Given instruction A.
In the article on Hadoop and big data below, which three things does the ecosystem around Hadoop introduce to work around MapReduce's shortcomings? List all of them.
Given instruction B.
Does the article on Hadoop and big data below support each statement? Answer yes or no for each, and quote the words that decide it.
(i) Hadoop clusters can be made up of either physical or virtual machines.
(ii) MapReduce performs its analysis in real time.
(iii) The Microsoft Research paper mentioned was published in January 2013.
Given instruction C.
According to the article on Hadoop and big data below, what programming language is MapReduce software based on?

Supplied text.
• • •

The idea that a business needs data analysis to better make business decisions is not in dispute… but there is currently a strong debate on how big a data set a business actually needs and how much they need to spend to get that data.

The lure of big data is a powerful one… your web site is flooded with tracking and logging data, after all, and if you only had the tools to store and analyze that data, you could learn the secrets of making your business successful, discover the Colonel’s secret recipe and figure out the Question that goes with the Answer 42.

Well, maybe not that much detail, but with the level of hype around big data, one sometimes wonders.

One standard approach to analyzing this data is the installation and configuration of Hadoop servers that are grouped together in clusters of machines – either physical or virtual. Hadoop clusters use distributed storage that makes it relatively simple to store a lot of data fast with less pain than relational database configuration. They also use Java-based MapReduce software to reach into that data and scoop out what you really want – golden nuggets of pure information.

There are limits to MapReduce, naturally: it doesn’t perform analysis in real time, but rather in occasionally time-consuming batches, and setting up MapReduce software to do exactly what you need has been compared to getting a root canal. This is why there is an entire ecosystem around Hadoop dedicated to working around those shortcomings, introducing real-time analysis, structured database tool, and software that can convert existing database queries written in Structured Query Language (SQL) to something MapReduce can handle.

But even though Hadoop is relatively inexpensive and easy to scale out onto many machines that run the Linux operating system, is this approach the equivalent of using a wrecking ball to knock down a dollhouse?

Too Much Data?

Some would argue that is indeed the case. A January 2013 paper from Microsoft Research, for instance, disputes the notion that most data analysis that a business would even need a Hadoop cluster, but instead could use a more powerful single server that is scaled-up.

According to the authors of “Nobody Ever Got Fired For Buying a Cluster,” the data set sizes of many given businesses are not typically large enough to warrant scaled-out clusters of multiple computers.

• • •

Dataset rows.
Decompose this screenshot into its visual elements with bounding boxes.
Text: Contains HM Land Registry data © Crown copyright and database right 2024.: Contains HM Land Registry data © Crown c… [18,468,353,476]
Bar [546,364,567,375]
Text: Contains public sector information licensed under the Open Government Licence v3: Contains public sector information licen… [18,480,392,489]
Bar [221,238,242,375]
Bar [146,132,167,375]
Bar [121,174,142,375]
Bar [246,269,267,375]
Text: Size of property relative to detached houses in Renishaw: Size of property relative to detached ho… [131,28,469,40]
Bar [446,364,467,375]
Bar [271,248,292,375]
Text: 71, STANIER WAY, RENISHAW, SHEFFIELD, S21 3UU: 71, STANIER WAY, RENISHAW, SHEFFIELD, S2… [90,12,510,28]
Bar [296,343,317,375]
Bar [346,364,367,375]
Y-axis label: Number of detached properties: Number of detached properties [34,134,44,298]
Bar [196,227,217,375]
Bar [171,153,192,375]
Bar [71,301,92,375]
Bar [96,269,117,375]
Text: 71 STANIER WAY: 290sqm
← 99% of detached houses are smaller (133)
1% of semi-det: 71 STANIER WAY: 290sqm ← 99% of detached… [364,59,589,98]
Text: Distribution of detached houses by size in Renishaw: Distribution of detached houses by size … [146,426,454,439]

• • •

Full response A.
- Real-time analysis
- Structured database tool
- Software that can convert existing database queries written in Structured Query Language (SQL) to something MapReduce can handle

Full response B.
(i) Yes: "clusters of machines – either physical or virtual"
(ii) No: "it doesn’t perform analysis in real time, but rather in occasionally time-consuming batches"
(iii) Yes: "A January 2013 paper from Microsoft Research"

Full response C.
Java.